## What you need to do
(a) In the Redis Q&A text, what part of the image ID serves as the member value when images are stored in a Sorted Set?
(b) According to the Redis Q&A text, why is the Sorted Set type not the best choice for storing the images from Lecture 11?
(c) Write the next part of the Redis Q&A text, picking up after its final sentence.
== Document section ==
22 Lecture 1121 Post-lecture Thinking Problems, Answers, and Common Questions #

Our course has now been updated to Lecture 21. Today, we will have a Q&A session.

In the first half, I will explain the answers to the exercises after Lectures 11-21. While studying this content, you can compare your answers to see if there is anything you might have missed. Of course, some questions may not have a standard answer, so we can continue to discuss them.

In the second half, I will focus on how to troubleshoot slow query commands and bigkey issues, which many students are concerned about. I will provide detailed explanations in the hope of resolving your confusion.

Alright, let’s begin.

Answers to After-class Exercises #

Lecture 11 #

Question: In addition to the String type and Hash type, what other data type is suitable for storing images mentioned in Lecture 11?

Answer: In addition to String and Hash, we can also use the Sorted Set type for storage. The elements of a Sorted Set have member values and score values, and can be stored using secondary encoding similar to Hash. The specific approach is to use the first 7 digits of the image ID as the key of the Sorted Set, use the last 3 digits of the image ID as the member value, and use the ID of the image storage object as the score value.

When the number of elements in the Sorted Set is small, Redis will use compressed lists for storage, which can save memory space. However, unlike Hash, when inserting data into a Sorted Set, it needs to be sorted according to the score value. When the underlying structure is a compressed list, the insertion performance of Sorted Set is not as good as Hash. Therefore, although Sorted Set type can be used to save in the scenario described in this lecture, it is not the optimal choice.
===
== Supplied data ==
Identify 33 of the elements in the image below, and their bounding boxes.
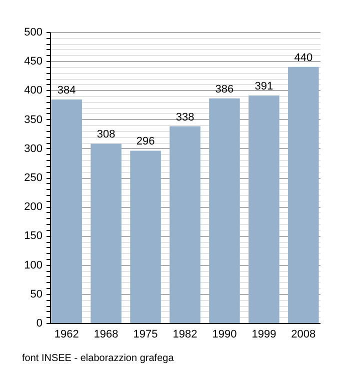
===
## Final results
(a) The last 3 digits of the image ID.

(b) Inserting data into a Sorted Set requires sorting by score value. When the underlying structure is a compressed list, this makes Sorted Set insertion slower than Hash insertion.

(c)
Lecture 12 #

Question: In Lecture 12, I introduced four typical statistical patterns, namely aggregating statistics, sorting statistics, binary state statistics, and cardinality statistics, and the corresponding suitable set types. Have you encountered other statistical scenarios? What set types did you use?

Answer: @Hailalu mentioned a scenario in the comments: they have used List+Lua to calculate the engagement rate of the most recent 200 customers. The specific approach is that each element in the List represents a customer, and the value of the element is 0, which indicates engaged; the value of the element is 1, which indicates not engaged. When conducting the statistics, the application writes the elements representing the customers into the queue. When calculating the engagement rate, LRANGE key 0 -1 is used to retrieve all the elements, and the ratio of 0 to the total number of elements represents the engagement rate.

This example needs to retrieve all the elements, but the data size is only 200, which is not large, so using List is acceptable in practical applications. However, if the data size is large and there are other query requirements (such as querying the engagement status of individual elements), the operation complexity of List is high and not suitable, and Hash type can be considered.

Lecture 13 #

Question: Have you used other data types of Redis in your daily practice?

Answer: In addition to the 5 basic data types and HyperLogLog, Bitmap, and GEO introduced in our course, Redis also has another data type called Bloom Filter. It has high query efficiency and is often used in caching scenarios to determine whether a piece of data exists in the cache. I will introduce it specifically in Lecture 25.

Lecture 14 #

Question: When using Sorted Set to store time series data, is there any potential risk if we use timestamps as scores and actual data as members? In addition, if you were the developer and maintainer of Redis, would you design aggregation calculations as an inherent feature of Sorted Set?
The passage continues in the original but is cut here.